Copy out the listing that follows exactly, dropping every picture.

**** THE RECORDS

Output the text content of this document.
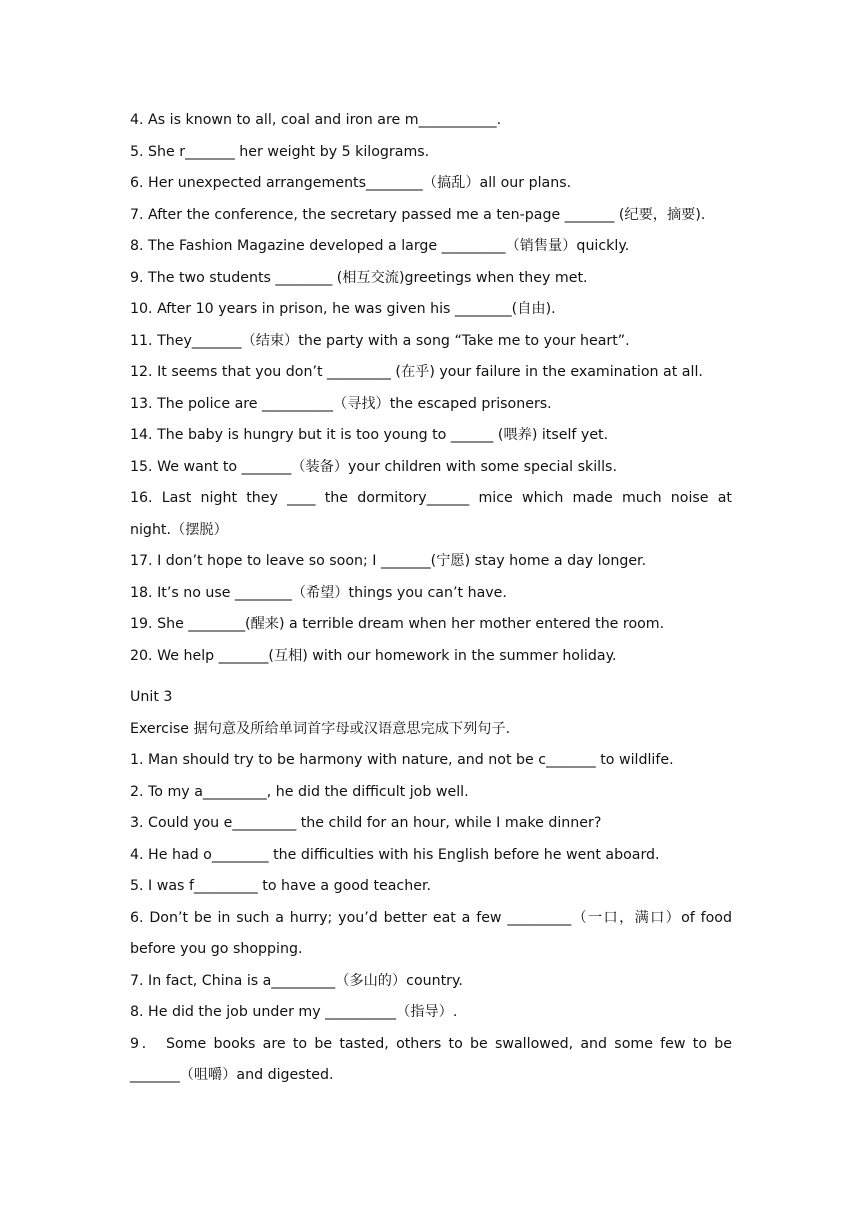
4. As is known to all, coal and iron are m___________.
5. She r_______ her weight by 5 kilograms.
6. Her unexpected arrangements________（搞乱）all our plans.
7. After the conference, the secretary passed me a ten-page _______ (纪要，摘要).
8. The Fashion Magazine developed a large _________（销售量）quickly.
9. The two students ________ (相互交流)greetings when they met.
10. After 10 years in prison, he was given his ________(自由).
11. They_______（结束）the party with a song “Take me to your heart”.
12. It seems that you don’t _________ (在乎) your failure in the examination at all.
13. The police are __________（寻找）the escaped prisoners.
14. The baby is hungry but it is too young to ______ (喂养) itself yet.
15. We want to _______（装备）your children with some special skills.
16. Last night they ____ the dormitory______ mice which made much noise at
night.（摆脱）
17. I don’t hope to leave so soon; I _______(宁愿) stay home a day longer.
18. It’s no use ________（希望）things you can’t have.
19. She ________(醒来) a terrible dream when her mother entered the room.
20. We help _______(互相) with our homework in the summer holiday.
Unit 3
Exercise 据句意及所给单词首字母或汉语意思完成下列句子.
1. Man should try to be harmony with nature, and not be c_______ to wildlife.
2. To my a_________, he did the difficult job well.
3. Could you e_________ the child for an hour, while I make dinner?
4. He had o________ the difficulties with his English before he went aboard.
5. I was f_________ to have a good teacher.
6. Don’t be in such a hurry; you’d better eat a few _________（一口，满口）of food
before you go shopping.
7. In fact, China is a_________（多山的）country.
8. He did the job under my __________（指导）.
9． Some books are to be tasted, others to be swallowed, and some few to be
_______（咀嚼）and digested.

********

- RESPONSE BELOW:
Output the text content of this document.
4. As is known to all, coal and iron are m___________.
5. She r_______ her weight by 5 kilograms.
6. Her unexpected arrangements________（搞乱）all our plans.
7. After the conference, the secretary passed me a ten-page _______ (纪要，摘要).
8. The Fashion Magazine developed a large _________（销售量）quickly.
9. The two students ________ (相互交流)greetings when they met.
10. After 10 years in prison, he was given his ________(自由).
11. They_______（结束）the party with a song “Take me to your heart”.
12. It seems that you don’t _________ (在乎) your failure in the examination at all.
13. The police are __________（寻找）the escaped prisoners.
14. The baby is hungry but it is too young to ______ (喂养) itself yet.
15. We want to _______（装备）your children with some special skills.
16. Last night they ____ the dormitory______ mice which made much noise at
night.（摆脱）
17. I don’t hope to leave so soon; I _______(宁愿) stay home a day longer.
18. It’s no use ________（希望）things you can’t have.
19. She ________(醒来) a terrible dream when her mother entered the room.
20. We help _______(互相) with our homework in the summer holiday.
Unit 3
Exercise 据句意及所给单词首字母或汉语意思完成下列句子.
1. Man should try to be harmony with nature, and not be c_______ to wildlife.
2. To my a_________, he did the difficult job well.
3. Could you e_________ the child for an hour, while I make dinner?
4. He had o________ the difficulties with his English before he went aboard.
5. I was f_________ to have a good teacher.
6. Don’t be in such a hurry; you’d better eat a few _________（一口，满口）of food
before you go shopping.
7. In fact, China is a_________（多山的）country.
8. He did the job under my __________（指导）.
9． Some books are to be tasted, others to be swallowed, and some few to be
_______（咀嚼）and digested.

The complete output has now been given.